REQUEST —
Each entry below is to be duplicated verbatim.

[START ENTRIES SUPPLIED]

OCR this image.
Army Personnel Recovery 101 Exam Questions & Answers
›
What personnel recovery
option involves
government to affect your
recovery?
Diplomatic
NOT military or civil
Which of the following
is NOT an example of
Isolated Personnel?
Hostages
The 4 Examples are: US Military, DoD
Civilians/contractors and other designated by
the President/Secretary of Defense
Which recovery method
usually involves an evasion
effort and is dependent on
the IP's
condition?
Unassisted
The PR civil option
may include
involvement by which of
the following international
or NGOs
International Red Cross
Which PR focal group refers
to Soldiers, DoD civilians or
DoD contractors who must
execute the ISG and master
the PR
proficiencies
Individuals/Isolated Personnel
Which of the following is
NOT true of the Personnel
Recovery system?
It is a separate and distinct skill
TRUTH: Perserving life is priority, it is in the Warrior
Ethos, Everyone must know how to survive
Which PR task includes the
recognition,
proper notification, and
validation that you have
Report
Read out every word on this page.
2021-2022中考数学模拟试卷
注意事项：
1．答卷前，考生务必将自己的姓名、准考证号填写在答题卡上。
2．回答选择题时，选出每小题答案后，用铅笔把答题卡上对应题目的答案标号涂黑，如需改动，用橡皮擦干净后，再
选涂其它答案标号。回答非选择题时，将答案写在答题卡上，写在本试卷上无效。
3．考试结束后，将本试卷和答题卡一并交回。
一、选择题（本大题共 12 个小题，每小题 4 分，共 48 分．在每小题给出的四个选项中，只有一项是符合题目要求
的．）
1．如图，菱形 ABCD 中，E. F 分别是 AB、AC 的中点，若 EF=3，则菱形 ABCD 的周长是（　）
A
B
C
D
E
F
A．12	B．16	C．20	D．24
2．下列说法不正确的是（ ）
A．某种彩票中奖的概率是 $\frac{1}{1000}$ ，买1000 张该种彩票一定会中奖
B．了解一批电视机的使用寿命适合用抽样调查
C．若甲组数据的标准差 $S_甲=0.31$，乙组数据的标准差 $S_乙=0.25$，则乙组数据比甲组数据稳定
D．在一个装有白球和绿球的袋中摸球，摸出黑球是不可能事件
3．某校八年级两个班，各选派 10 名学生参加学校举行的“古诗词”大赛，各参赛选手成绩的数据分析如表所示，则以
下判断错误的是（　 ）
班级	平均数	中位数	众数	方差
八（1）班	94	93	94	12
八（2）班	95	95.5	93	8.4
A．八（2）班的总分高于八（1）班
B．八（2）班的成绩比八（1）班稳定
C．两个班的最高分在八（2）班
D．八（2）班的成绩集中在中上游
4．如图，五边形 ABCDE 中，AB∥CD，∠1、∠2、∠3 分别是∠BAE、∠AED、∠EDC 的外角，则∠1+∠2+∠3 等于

[END ENTRIES SUPPLIED]

THE OUTPUT —
OCR this image.
Army Personnel Recovery 101 Exam Questions & Answers
›
What personnel recovery
option involves
government to affect your
recovery?
Diplomatic
NOT military or civil
Which of the following
is NOT an example of
Isolated Personnel?
Hostages
The 4 Examples are: US Military, DoD
Civilians/contractors and other designated by
the President/Secretary of Defense
Which recovery method
usually involves an evasion
effort and is dependent on
the IP's
condition?
Unassisted
The PR civil option
may include
involvement by which of
the following international
or NGOs
International Red Cross
Which PR focal group refers
to Soldiers, DoD civilians or
DoD contractors who must
execute the ISG and master
the PR
proficiencies
Individuals/Isolated Personnel
Which of the following is
NOT true of the Personnel
Recovery system?
It is a separate and distinct skill
TRUTH: Perserving life is priority, it is in the Warrior
Ethos, Everyone must know how to survive
Which PR task includes the
recognition,
proper notification, and
validation that you have
Report
Read out every word on this page.
2021-2022中考数学模拟试卷
注意事项：
1．答卷前，考生务必将自己的姓名、准考证号填写在答题卡上。
2．回答选择题时，选出每小题答案后，用铅笔把答题卡上对应题目的答案标号涂黑，如需改动，用橡皮擦干净后，再
选涂其它答案标号。回答非选择题时，将答案写在答题卡上，写在本试卷上无效。
3．考试结束后，将本试卷和答题卡一并交回。
一、选择题（本大题共 12 个小题，每小题 4 分，共 48 分．在每小题给出的四个选项中，只有一项是符合题目要求
的．）
1．如图，菱形 ABCD 中，E. F 分别是 AB、AC 的中点，若 EF=3，则菱形 ABCD 的周长是（　）
A
B
C
D
E
F
A．12	B．16	C．20	D．24
2．下列说法不正确的是（ ）
A．某种彩票中奖的概率是 $\frac{1}{1000}$ ，买1000 张该种彩票一定会中奖
B．了解一批电视机的使用寿命适合用抽样调查
C．若甲组数据的标准差 $S_甲=0.31$，乙组数据的标准差 $S_乙=0.25$，则乙组数据比甲组数据稳定
D．在一个装有白球和绿球的袋中摸球，摸出黑球是不可能事件
3．某校八年级两个班，各选派 10 名学生参加学校举行的“古诗词”大赛，各参赛选手成绩的数据分析如表所示，则以
下判断错误的是（　 ）
班级	平均数	中位数	众数	方差
八（1）班	94	93	94	12
八（2）班	95	95.5	93	8.4
A．八（2）班的总分高于八（1）班
B．八（2）班的成绩比八（1）班稳定
C．两个班的最高分在八（2）班
D．八（2）班的成绩集中在中上游
4．如图，五边形 ABCDE 中，AB∥CD，∠1、∠2、∠3 分别是∠BAE、∠AED、∠EDC 的外角，则∠1+∠2+∠3 等于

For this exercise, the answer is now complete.